> **WHAT THIS TASK INVOLVES**:
Echo the listing below word for word, from its first line through the line holding "page-number: — 111 — — [452, 100, 560, 125]", both included.

— BEGIN SOURCE DATA —

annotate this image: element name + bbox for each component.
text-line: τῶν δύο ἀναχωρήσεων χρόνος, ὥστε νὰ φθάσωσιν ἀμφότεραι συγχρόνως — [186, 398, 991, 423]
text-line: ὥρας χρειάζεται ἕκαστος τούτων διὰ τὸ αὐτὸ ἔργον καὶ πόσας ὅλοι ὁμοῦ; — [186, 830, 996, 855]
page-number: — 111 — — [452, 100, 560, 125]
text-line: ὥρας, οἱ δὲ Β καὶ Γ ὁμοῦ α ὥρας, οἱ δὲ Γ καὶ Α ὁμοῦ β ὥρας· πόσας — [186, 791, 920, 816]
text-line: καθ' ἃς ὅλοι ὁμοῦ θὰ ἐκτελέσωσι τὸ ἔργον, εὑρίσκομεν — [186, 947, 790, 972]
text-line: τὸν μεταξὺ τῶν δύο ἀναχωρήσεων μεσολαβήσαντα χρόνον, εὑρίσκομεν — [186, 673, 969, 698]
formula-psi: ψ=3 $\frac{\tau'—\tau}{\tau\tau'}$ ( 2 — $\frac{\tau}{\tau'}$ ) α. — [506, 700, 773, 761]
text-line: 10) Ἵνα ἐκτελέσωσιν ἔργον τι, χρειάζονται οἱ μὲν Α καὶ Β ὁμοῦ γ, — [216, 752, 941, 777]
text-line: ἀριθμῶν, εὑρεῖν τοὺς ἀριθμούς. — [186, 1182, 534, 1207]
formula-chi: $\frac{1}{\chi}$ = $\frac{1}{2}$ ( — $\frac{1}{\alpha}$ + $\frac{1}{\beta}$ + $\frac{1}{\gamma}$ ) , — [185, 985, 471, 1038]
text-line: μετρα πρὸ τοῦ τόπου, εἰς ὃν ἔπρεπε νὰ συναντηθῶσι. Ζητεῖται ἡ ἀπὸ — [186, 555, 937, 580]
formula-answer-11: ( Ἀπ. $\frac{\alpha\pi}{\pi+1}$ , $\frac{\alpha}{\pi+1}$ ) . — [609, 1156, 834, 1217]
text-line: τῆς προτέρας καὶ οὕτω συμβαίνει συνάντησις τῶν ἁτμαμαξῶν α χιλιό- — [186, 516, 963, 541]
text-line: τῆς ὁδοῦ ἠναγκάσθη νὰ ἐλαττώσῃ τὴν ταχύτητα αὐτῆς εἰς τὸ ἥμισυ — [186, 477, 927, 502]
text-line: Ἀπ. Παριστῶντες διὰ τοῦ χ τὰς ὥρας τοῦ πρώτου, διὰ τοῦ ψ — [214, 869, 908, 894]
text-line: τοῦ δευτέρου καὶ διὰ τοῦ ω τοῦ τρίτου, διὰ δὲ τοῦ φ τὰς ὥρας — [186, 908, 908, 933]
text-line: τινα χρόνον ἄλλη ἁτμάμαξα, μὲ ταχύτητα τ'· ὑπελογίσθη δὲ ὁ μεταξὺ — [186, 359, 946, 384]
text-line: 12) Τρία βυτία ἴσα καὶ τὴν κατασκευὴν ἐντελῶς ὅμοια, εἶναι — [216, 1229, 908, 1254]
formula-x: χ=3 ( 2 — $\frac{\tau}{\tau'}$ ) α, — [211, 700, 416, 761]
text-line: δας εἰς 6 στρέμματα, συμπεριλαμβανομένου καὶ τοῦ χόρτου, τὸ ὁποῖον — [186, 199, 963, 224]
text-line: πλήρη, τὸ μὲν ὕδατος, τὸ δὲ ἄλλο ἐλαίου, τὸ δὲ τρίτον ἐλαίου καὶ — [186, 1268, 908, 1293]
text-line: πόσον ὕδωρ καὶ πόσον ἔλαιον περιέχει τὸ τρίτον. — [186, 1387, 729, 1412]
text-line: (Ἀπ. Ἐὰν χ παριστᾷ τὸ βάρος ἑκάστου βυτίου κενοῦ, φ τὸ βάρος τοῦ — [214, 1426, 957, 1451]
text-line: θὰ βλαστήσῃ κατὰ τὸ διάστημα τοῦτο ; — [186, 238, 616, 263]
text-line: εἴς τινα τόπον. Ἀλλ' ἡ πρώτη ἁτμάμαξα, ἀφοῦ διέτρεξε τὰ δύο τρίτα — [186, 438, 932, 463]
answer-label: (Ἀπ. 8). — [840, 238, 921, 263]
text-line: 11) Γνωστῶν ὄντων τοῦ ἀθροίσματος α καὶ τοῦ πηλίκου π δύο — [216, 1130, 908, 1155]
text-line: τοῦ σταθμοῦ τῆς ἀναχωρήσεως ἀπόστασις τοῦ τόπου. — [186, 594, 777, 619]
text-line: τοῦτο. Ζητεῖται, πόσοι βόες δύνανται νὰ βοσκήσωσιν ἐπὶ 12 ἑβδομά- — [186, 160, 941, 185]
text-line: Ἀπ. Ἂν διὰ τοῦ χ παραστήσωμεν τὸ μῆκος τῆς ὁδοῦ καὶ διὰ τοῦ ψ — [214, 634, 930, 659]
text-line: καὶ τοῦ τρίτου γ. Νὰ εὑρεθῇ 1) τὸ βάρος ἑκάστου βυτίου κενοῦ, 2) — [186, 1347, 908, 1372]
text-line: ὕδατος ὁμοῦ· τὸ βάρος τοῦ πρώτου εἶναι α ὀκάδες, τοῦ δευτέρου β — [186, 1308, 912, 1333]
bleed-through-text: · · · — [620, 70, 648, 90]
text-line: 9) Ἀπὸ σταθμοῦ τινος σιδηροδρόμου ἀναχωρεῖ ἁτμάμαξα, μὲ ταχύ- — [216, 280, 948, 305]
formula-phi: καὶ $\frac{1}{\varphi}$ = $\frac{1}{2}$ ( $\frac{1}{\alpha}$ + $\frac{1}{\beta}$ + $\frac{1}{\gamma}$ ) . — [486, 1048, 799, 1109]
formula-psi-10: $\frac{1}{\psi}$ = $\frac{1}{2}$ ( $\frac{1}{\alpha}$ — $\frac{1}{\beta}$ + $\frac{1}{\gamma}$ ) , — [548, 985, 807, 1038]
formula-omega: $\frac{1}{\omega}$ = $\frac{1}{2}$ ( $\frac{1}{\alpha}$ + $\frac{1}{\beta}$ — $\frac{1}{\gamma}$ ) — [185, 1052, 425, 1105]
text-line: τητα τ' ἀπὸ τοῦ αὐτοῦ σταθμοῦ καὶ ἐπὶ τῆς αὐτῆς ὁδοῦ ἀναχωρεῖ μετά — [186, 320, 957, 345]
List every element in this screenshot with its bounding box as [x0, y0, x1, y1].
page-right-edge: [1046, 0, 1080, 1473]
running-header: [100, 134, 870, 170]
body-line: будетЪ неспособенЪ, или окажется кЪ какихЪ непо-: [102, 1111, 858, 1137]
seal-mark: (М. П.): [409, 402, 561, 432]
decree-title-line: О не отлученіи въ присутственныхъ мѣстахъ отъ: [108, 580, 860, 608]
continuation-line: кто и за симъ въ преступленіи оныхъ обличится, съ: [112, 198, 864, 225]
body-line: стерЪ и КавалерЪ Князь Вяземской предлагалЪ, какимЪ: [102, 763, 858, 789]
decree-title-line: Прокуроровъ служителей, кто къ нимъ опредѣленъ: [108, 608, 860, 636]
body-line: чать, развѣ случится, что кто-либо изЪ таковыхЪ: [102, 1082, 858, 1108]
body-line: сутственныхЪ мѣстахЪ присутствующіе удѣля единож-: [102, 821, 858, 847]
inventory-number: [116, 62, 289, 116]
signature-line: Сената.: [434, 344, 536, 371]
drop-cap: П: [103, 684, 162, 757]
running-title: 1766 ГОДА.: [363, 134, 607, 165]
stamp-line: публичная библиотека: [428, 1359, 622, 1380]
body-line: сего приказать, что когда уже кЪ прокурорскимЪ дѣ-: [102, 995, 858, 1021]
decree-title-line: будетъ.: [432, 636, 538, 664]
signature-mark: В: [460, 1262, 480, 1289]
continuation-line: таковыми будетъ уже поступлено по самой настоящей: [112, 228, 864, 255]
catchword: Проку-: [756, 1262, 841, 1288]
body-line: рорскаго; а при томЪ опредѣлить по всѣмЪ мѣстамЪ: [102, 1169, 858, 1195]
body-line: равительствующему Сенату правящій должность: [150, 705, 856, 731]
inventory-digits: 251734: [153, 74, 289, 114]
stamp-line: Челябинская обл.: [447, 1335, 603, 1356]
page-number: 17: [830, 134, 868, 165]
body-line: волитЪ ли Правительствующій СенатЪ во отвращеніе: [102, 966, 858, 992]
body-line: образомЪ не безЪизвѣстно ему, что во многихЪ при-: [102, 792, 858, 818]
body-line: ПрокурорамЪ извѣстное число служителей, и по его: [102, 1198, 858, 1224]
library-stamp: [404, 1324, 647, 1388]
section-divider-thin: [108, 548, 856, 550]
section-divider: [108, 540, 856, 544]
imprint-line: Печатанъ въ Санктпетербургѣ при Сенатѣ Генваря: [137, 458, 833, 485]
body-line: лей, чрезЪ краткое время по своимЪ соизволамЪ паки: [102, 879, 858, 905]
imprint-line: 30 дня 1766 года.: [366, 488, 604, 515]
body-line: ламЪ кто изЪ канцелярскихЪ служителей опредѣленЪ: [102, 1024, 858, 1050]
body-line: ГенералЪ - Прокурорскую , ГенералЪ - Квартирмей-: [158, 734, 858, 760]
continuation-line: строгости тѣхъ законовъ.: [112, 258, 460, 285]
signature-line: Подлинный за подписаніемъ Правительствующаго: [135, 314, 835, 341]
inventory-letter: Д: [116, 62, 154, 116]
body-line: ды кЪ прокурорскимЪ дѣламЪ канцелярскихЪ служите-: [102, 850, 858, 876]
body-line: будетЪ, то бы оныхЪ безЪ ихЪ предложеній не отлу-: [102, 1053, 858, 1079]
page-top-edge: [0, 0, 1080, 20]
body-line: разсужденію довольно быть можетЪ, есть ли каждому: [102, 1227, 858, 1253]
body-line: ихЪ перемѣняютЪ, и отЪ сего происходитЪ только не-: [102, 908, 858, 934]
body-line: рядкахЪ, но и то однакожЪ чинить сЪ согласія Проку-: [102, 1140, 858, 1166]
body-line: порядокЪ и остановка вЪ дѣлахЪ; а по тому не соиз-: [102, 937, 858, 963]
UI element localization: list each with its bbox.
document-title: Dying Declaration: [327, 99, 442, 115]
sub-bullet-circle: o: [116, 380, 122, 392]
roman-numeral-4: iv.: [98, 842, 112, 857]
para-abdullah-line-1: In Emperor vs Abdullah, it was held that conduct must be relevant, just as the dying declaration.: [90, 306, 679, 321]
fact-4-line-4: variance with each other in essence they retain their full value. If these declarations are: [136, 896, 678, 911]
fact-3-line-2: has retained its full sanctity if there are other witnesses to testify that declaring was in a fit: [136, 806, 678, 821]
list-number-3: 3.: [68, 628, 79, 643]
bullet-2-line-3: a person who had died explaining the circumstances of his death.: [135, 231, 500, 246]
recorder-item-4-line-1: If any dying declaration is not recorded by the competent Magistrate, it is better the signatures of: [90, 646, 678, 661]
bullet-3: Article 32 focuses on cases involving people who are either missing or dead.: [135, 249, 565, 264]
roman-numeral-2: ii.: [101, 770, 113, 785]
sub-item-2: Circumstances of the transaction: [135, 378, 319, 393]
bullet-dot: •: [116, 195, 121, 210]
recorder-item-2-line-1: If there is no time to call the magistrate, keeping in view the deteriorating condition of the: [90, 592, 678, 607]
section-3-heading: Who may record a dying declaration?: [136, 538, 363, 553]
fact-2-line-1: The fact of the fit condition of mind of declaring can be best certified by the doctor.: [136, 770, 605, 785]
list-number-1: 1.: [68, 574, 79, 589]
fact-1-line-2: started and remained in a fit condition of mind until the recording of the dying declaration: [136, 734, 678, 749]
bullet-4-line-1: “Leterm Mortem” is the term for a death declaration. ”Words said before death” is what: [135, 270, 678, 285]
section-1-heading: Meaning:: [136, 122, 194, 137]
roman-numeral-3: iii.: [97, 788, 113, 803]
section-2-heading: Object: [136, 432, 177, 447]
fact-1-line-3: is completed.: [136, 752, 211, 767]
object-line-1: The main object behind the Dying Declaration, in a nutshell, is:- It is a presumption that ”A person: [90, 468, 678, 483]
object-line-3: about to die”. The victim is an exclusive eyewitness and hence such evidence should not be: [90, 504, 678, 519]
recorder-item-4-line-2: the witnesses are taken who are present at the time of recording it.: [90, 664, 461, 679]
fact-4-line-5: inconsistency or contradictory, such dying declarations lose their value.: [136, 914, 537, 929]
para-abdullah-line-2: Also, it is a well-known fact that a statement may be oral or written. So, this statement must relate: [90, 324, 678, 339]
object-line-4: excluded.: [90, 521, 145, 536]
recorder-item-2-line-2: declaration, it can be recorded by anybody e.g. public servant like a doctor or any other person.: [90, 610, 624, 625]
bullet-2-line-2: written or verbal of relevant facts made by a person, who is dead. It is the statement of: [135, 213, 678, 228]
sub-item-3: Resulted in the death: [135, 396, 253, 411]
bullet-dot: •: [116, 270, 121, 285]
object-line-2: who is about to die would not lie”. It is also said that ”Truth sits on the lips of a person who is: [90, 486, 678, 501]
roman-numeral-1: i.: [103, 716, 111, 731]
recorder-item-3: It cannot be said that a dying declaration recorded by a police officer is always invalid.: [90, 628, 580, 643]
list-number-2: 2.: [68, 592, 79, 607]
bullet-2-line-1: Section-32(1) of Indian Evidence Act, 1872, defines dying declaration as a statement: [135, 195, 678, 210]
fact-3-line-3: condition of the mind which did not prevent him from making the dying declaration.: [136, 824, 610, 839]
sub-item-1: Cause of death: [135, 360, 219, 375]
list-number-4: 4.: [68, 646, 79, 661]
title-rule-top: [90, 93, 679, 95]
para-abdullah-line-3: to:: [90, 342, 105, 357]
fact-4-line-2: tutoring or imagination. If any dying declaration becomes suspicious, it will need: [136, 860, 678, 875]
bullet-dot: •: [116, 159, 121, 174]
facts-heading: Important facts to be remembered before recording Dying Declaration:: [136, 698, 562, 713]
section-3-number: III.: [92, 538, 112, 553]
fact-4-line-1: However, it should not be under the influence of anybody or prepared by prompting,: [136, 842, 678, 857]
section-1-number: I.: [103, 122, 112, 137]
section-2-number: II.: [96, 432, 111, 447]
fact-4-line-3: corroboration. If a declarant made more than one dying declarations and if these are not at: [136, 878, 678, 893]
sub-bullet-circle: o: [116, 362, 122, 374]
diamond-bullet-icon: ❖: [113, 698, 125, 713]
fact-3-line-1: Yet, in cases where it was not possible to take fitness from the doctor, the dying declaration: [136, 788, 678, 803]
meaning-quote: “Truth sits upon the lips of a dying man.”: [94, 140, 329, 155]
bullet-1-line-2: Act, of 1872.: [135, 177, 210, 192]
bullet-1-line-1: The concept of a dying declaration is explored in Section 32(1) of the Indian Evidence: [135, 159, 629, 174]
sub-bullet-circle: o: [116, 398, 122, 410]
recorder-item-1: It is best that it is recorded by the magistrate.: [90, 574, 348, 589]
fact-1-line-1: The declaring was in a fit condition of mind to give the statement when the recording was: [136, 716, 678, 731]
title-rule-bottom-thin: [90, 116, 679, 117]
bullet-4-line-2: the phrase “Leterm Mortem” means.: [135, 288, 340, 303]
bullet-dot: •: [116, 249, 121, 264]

— END SOURCE DATA —

> **OUTPUT FOR THIS EXERCISE**:
annotate this image: element name + bbox for each component.
text-line: τῶν δύο ἀναχωρήσεων χρόνος, ὥστε νὰ φθάσωσιν ἀμφότεραι συγχρόνως — [186, 398, 991, 423]
text-line: ὥρας χρειάζεται ἕκαστος τούτων διὰ τὸ αὐτὸ ἔργον καὶ πόσας ὅλοι ὁμοῦ; — [186, 830, 996, 855]
page-number: — 111 — — [452, 100, 560, 125]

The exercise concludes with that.